» PROVIDED RECORDS:

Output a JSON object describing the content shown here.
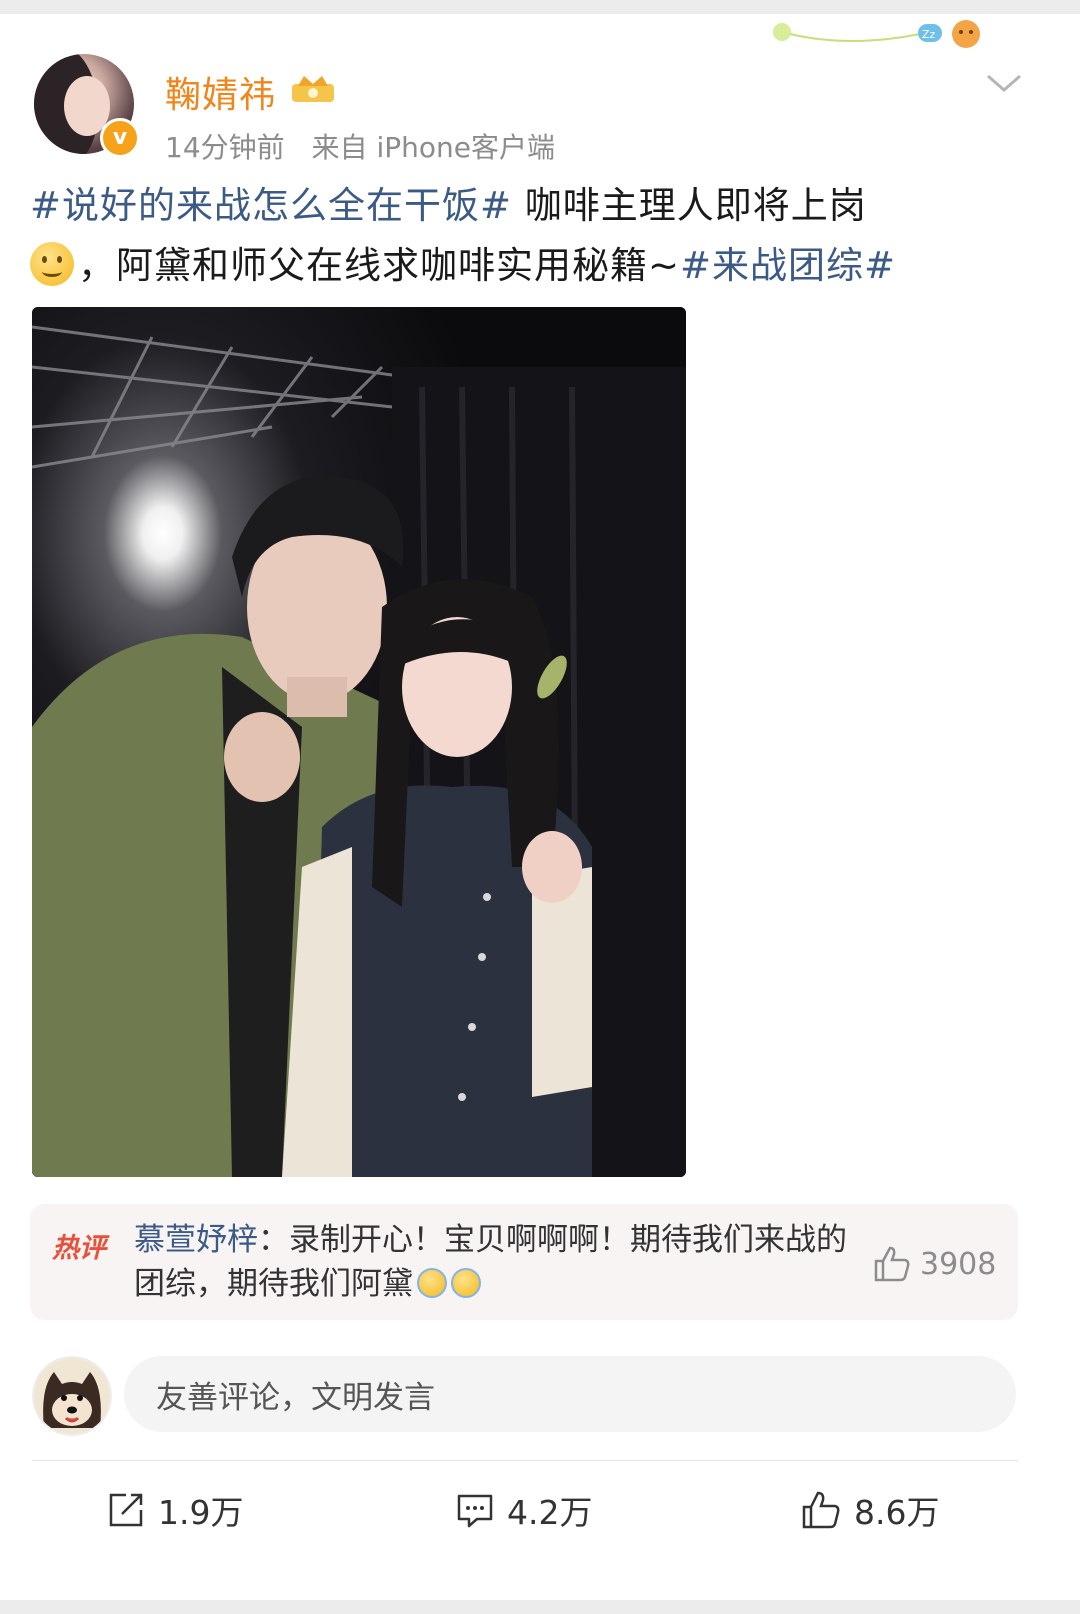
{
  "post": {
    "author": "鞠婧祎",
    "time": "14分钟前",
    "source": "来自 iPhone客户端",
    "text": {
      "hashtag1": "#说好的来战怎么全在干饭#",
      "part1": "咖啡主理人即将上岗",
      "part2": "，阿黛和师父在线求咖啡实用秘籍~",
      "hashtag2": "#来战团综#"
    }
  },
  "hot_comment": {
    "label": "热评",
    "user": "慕萱妤梓",
    "separator": "：",
    "text": "录制开心！宝贝啊啊啊！期待我们来战的团综，期待我们阿黛",
    "likes": "3908"
  },
  "reply": {
    "placeholder": "友善评论，文明发言"
  },
  "actions": {
    "repost": "1.9万",
    "comments": "4.2万",
    "likes": "8.6万"
  },
  "icons": {
    "verified": "verified-v-icon",
    "crown": "crown-icon",
    "chevron": "chevron-down-icon",
    "like": "thumbs-up-icon",
    "repost": "repost-icon",
    "comment": "comment-icon"
  },
  "colors": {
    "username": "#f08519",
    "hashtag": "#3b5a86",
    "hot_label": "#e8503a"
  }
}
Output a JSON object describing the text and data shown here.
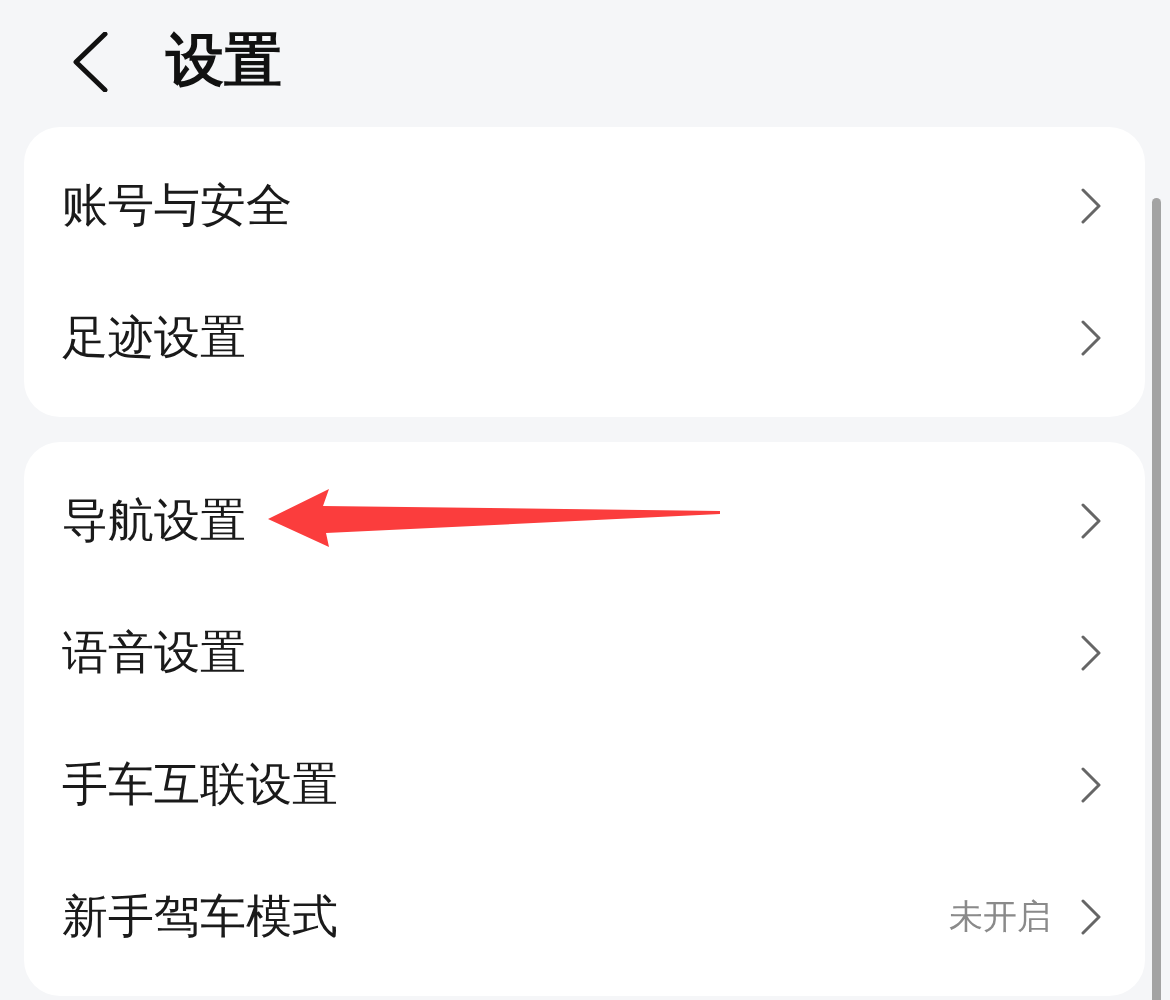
{
  "header": {
    "title": "设置"
  },
  "groups": [
    {
      "items": [
        {
          "label": "账号与安全",
          "annotated": false
        },
        {
          "label": "足迹设置",
          "annotated": false
        }
      ]
    },
    {
      "items": [
        {
          "label": "导航设置",
          "annotated": true
        },
        {
          "label": "语音设置",
          "annotated": false
        },
        {
          "label": "手车互联设置",
          "annotated": false
        },
        {
          "label": "新手驾车模式",
          "value": "未开启",
          "annotated": false
        }
      ]
    }
  ]
}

» STATED TASK:
In the records above, locate each line with the word "object". Copy all such lines.

» THE OUTPUT:
Output a JSON object describing the content shown here.
Output a JSON object describing the text and data shown here.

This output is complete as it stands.